▶ _Exercise brief_
Print all entries word for word.

-- Start Excerpted data --

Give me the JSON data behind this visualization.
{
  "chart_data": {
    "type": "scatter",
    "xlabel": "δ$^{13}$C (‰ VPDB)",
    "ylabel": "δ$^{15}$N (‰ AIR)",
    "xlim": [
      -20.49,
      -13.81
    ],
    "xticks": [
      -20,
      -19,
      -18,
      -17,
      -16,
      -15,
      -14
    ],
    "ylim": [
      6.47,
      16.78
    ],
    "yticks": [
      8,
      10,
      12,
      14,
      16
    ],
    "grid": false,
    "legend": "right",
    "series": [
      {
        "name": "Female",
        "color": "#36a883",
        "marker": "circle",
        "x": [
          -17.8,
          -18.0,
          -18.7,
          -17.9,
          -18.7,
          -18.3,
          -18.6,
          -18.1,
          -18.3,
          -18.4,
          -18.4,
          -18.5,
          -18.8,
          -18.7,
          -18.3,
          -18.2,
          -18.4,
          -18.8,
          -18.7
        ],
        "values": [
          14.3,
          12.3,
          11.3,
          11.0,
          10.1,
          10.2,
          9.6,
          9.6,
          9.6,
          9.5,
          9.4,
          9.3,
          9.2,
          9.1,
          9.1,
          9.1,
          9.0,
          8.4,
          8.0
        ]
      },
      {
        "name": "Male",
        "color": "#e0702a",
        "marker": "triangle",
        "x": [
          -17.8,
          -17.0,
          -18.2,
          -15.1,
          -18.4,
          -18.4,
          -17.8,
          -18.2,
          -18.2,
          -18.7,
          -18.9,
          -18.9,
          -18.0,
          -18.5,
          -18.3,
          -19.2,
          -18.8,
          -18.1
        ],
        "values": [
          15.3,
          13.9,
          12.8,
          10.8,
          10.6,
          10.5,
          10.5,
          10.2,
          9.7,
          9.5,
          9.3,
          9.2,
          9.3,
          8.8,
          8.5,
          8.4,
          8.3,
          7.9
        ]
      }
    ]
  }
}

-- End Excerpted data --

▶ _The completed task_
Give me the JSON data behind this visualization.
{
  "chart_data": {
    "type": "scatter",
    "xlabel": "δ$^{13}$C (‰ VPDB)",
    "ylabel": "δ$^{15}$N (‰ AIR)",
    "xlim": [
      -20.49,
      -13.81
    ],
    "xticks": [
      -20,
      -19,
      -18,
      -17,
      -16,
      -15,
      -14
    ],
    "ylim": [
      6.47,
      16.78
    ],
    "yticks": [
      8,
      10,
      12,
      14,
      16
    ],
    "grid": false,
    "legend": "right",
    "series": [
      {
        "name": "Female",
        "color": "#36a883",
        "marker": "circle",
        "x": [
          -17.8,
          -18.0,
          -18.7,
          -17.9,
          -18.7,
          -18.3,
          -18.6,
          -18.1,
          -18.3,
          -18.4,
          -18.4,
          -18.5,
          -18.8,
          -18.7,
          -18.3,
          -18.2,
          -18.4,
          -18.8,
          -18.7
        ],
        "values": [
          14.3,
          12.3,
          11.3,
          11.0,
          10.1,
          10.2,
          9.6,
          9.6,
          9.6,
          9.5,
          9.4,
          9.3,
          9.2,
          9.1,
          9.1,
          9.1,
          9.0,
          8.4,
          8.0
        ]
      },
      {
        "name": "Male",
        "color": "#e0702a",
        "marker": "triangle",
        "x": [
          -17.8,
          -17.0,
          -18.2,
          -15.1,
          -18.4,
          -18.4,
          -17.8,
          -18.2,
          -18.2,
          -18.7,
          -18.9,
          -18.9,
          -18.0,
          -18.5,
          -18.3,
          -19.2,
          -18.8,
          -18.1
        ],
        "values": [
          15.3,
          13.9,
          12.8,
          10.8,
          10.6,
          10.5,
          10.5,
          10.2,
          9.7,
          9.5,
          9.3,
          9.2,
          9.3,
          8.8,
          8.5,
          8.4,
          8.3,
          7.9
        ]
      }
    ]
  }
}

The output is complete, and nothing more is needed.